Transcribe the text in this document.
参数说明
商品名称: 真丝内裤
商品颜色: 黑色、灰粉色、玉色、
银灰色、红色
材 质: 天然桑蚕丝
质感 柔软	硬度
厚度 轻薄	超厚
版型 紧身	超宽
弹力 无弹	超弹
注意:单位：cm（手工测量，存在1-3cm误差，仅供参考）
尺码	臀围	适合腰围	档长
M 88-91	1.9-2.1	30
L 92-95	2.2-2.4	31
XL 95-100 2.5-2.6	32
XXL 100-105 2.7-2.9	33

▸ YOUR INSTRUCTIONS
Copy out each record exactly as given, omitting none.

▸ THE RESULT
Transcribe the text in this document.
参数说明
商品名称: 真丝内裤
商品颜色: 黑色、灰粉色、玉色、
银灰色、红色
材 质: 天然桑蚕丝
质感 柔软	硬度
厚度 轻薄	超厚
版型 紧身	超宽
弹力 无弹	超弹
注意:单位：cm（手工测量，存在1-3cm误差，仅供参考）
尺码	臀围	适合腰围	档长
M 88-91	1.9-2.1	30
L 92-95	2.2-2.4	31
XL 95-100 2.5-2.6	32
XXL 100-105 2.7-2.9	33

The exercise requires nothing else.